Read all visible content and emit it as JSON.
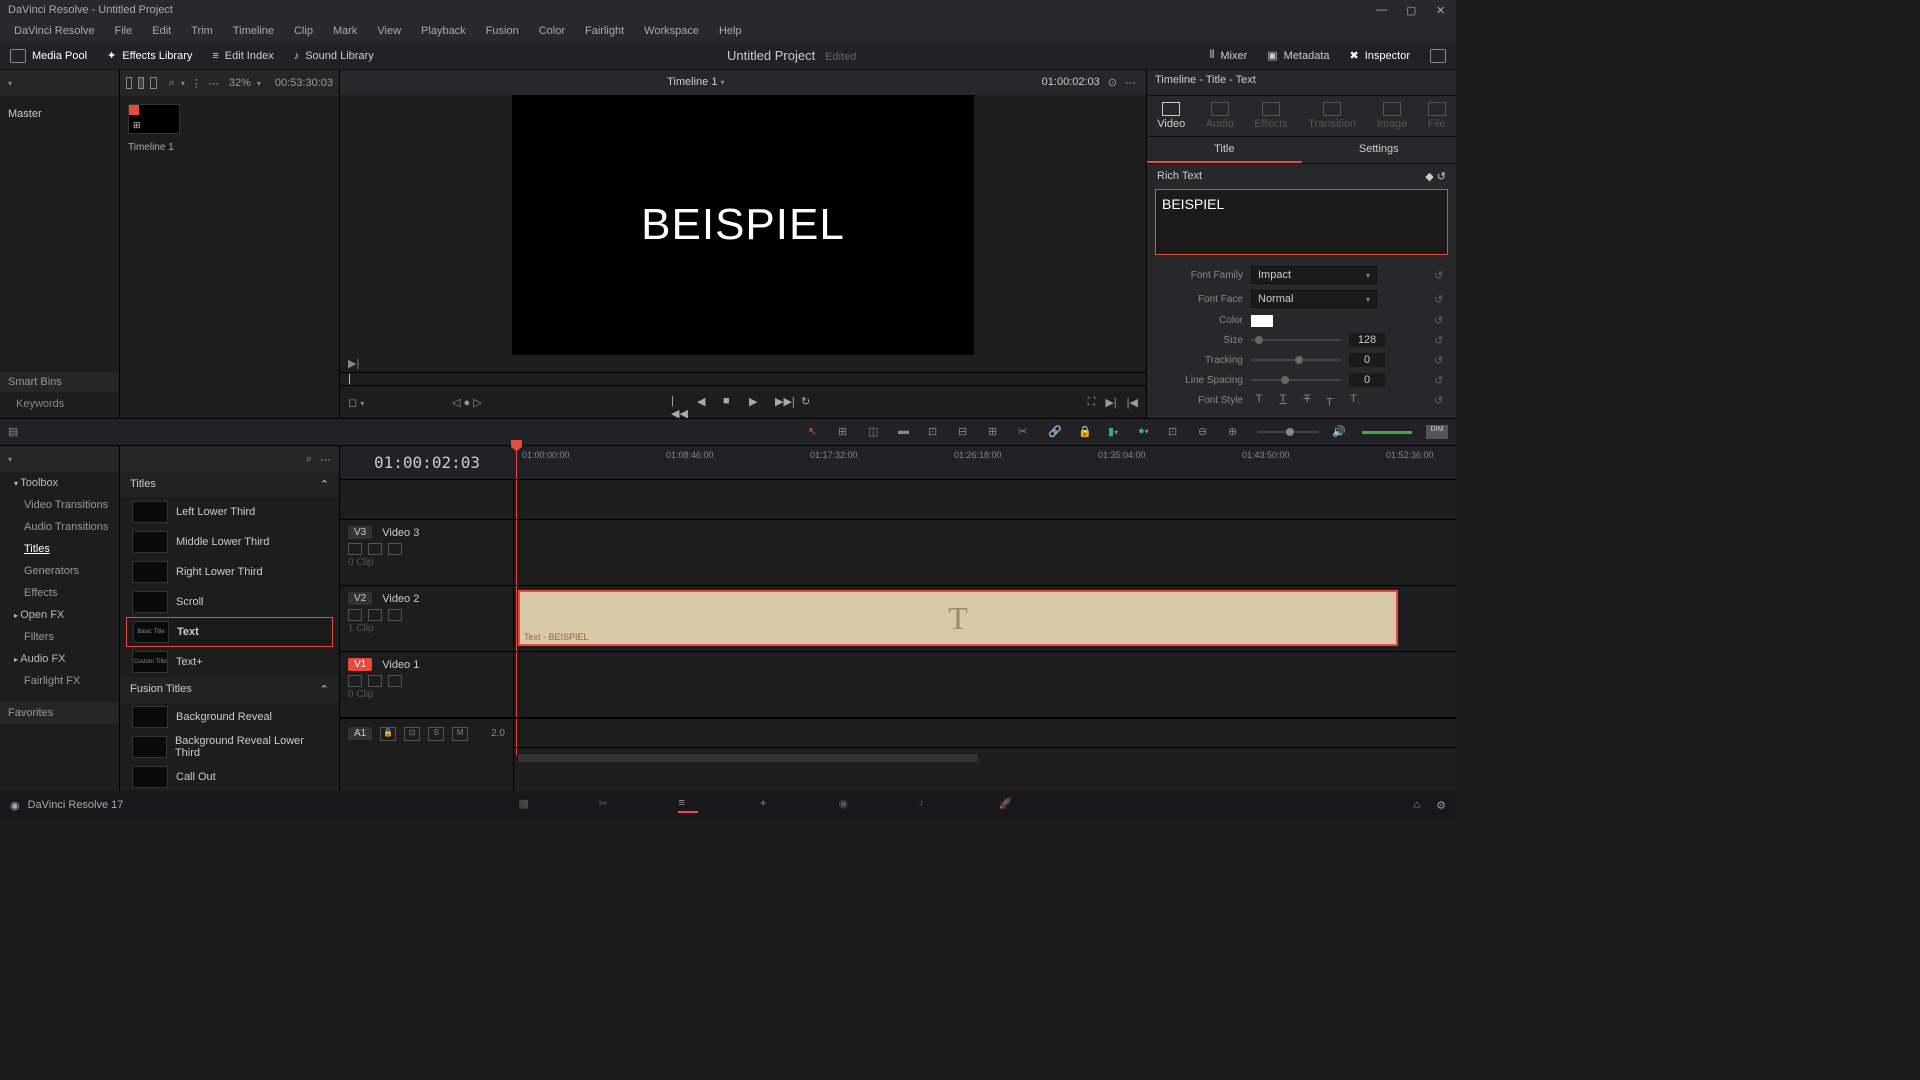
{
  "window": {
    "title": "DaVinci Resolve - Untitled Project"
  },
  "menu": [
    "DaVinci Resolve",
    "File",
    "Edit",
    "Trim",
    "Timeline",
    "Clip",
    "Mark",
    "View",
    "Playback",
    "Fusion",
    "Color",
    "Fairlight",
    "Workspace",
    "Help"
  ],
  "toolbar": {
    "media_pool": "Media Pool",
    "effects_library": "Effects Library",
    "edit_index": "Edit Index",
    "sound_library": "Sound Library",
    "project": "Untitled Project",
    "edited": "Edited",
    "mixer": "Mixer",
    "metadata": "Metadata",
    "inspector": "Inspector"
  },
  "mediapool": {
    "master": "Master",
    "smartbins": "Smart Bins",
    "keywords": "Keywords",
    "clip_label": "Timeline 1"
  },
  "viewer": {
    "zoom": "32%",
    "tc_left": "00:53:30:03",
    "name": "Timeline 1",
    "tc_right": "01:00:02:03",
    "preview_text": "BEISPIEL"
  },
  "inspector": {
    "title": "Timeline - Title - Text",
    "tabs": [
      "Video",
      "Audio",
      "Effects",
      "Transition",
      "Image",
      "File"
    ],
    "subtabs": [
      "Title",
      "Settings"
    ],
    "section": "Rich Text",
    "text_value": "BEISPIEL",
    "font_family_lbl": "Font Family",
    "font_family": "Impact",
    "font_face_lbl": "Font Face",
    "font_face": "Normal",
    "color_lbl": "Color",
    "size_lbl": "Size",
    "size": "128",
    "tracking_lbl": "Tracking",
    "tracking": "0",
    "line_spacing_lbl": "Line Spacing",
    "line_spacing": "0",
    "font_style_lbl": "Font Style"
  },
  "fx_sidebar": {
    "toolbox": "Toolbox",
    "items": [
      "Video Transitions",
      "Audio Transitions",
      "Titles",
      "Generators",
      "Effects"
    ],
    "open_fx": "Open FX",
    "filters": "Filters",
    "audio_fx": "Audio FX",
    "fairlight_fx": "Fairlight FX",
    "favorites": "Favorites"
  },
  "titles_pane": {
    "section1": "Titles",
    "items": [
      "Left Lower Third",
      "Middle Lower Third",
      "Right Lower Third",
      "Scroll",
      "Text",
      "Text+"
    ],
    "thumbs": [
      "",
      "",
      "",
      "",
      "Basic Title",
      "Custom Title"
    ],
    "section2": "Fusion Titles",
    "fusion_items": [
      "Background Reveal",
      "Background Reveal Lower Third",
      "Call Out"
    ]
  },
  "timeline": {
    "tc": "01:00:02:03",
    "ruler": [
      "01:00:00:00",
      "01:08:46:00",
      "01:17:32:00",
      "01:26:18:00",
      "01:35:04:00",
      "01:43:50:00",
      "01:52:36:00"
    ],
    "tracks": [
      {
        "id": "V3",
        "name": "Video 3",
        "clips": "0 Clip"
      },
      {
        "id": "V2",
        "name": "Video 2",
        "clips": "1 Clip"
      },
      {
        "id": "V1",
        "name": "Video 1",
        "clips": "0 Clip"
      }
    ],
    "audio": {
      "id": "A1",
      "rate": "2.0"
    },
    "clip_label": "Text - BEISPIEL"
  },
  "bottombar": {
    "version": "DaVinci Resolve 17"
  }
}
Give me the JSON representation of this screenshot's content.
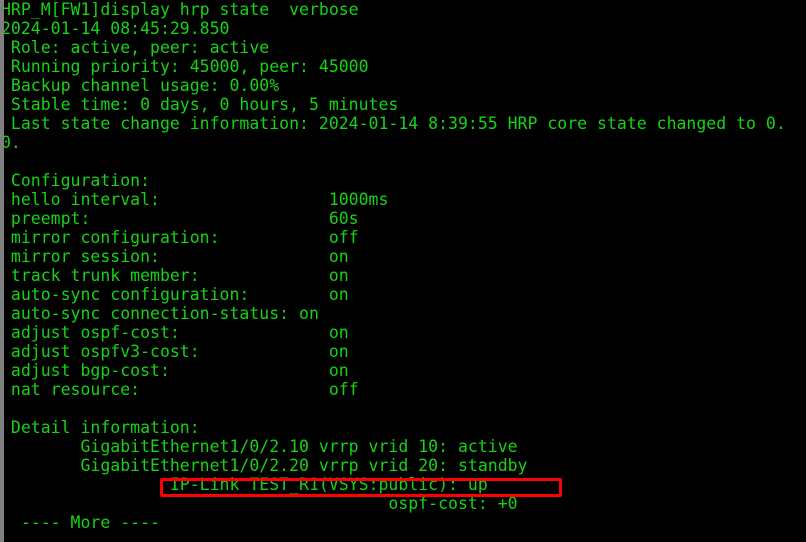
{
  "terminal": {
    "prompt_line": "HRP_M[FW1]display hrp state  verbose",
    "timestamp_line": "2024-01-14 08:45:29.850",
    "lines": [
      "HRP_M[FW1]display hrp state  verbose",
      "2024-01-14 08:45:29.850",
      " Role: active, peer: active",
      " Running priority: 45000, peer: 45000",
      " Backup channel usage: 0.00%",
      " Stable time: 0 days, 0 hours, 5 minutes",
      " Last state change information: 2024-01-14 8:39:55 HRP core state changed to 0.",
      "0.",
      "",
      " Configuration:",
      " hello interval:                 1000ms",
      " preempt:                        60s",
      " mirror configuration:           off",
      " mirror session:                 on",
      " track trunk member:             on",
      " auto-sync configuration:        on",
      " auto-sync connection-status: on",
      " adjust ospf-cost:               on",
      " adjust ospfv3-cost:             on",
      " adjust bgp-cost:                on",
      " nat resource:                   off",
      "",
      " Detail information:",
      "        GigabitEthernet1/0/2.10 vrrp vrid 10: active",
      "        GigabitEthernet1/0/2.20 vrrp vrid 20: standby",
      "                 IP-Link TEST_R1(VSYS:public): up",
      "                                       ospf-cost: +0",
      "  ---- More ----"
    ],
    "state": {
      "role": "active",
      "peer_role": "active",
      "running_priority": "45000",
      "peer_priority": "45000",
      "backup_channel_usage": "0.00%",
      "stable_time": "0 days, 0 hours, 5 minutes",
      "last_state_change": "2024-01-14 8:39:55 HRP core state changed to 0."
    },
    "configuration": {
      "header": "Configuration:",
      "rows": [
        {
          "key": "hello interval:",
          "value": "1000ms"
        },
        {
          "key": "preempt:",
          "value": "60s"
        },
        {
          "key": "mirror configuration:",
          "value": "off"
        },
        {
          "key": "mirror session:",
          "value": "on"
        },
        {
          "key": "track trunk member:",
          "value": "on"
        },
        {
          "key": "auto-sync configuration:",
          "value": "on"
        },
        {
          "key": "auto-sync connection-status:",
          "value": "on"
        },
        {
          "key": "adjust ospf-cost:",
          "value": "on"
        },
        {
          "key": "adjust ospfv3-cost:",
          "value": "on"
        },
        {
          "key": "adjust bgp-cost:",
          "value": "on"
        },
        {
          "key": "nat resource:",
          "value": "off"
        }
      ]
    },
    "detail": {
      "header": "Detail information:",
      "entries": [
        "GigabitEthernet1/0/2.10 vrrp vrid 10: active",
        "GigabitEthernet1/0/2.20 vrrp vrid 20: standby",
        "IP-Link TEST_R1(VSYS:public): up",
        "ospf-cost: +0"
      ]
    },
    "more_prompt": "  ---- More ----",
    "colors": {
      "text": "#16d316",
      "background": "#000000",
      "gutter": "#808080",
      "annotation": "#ff0000"
    }
  }
}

Your objective -
Go through the records and copy each line with "Resolve" in it.

Written response -
    "title": "DaVinci Resolve - Untitled Project"
    "DaVinci Resolve",
    "version": "DaVinci Resolve 17"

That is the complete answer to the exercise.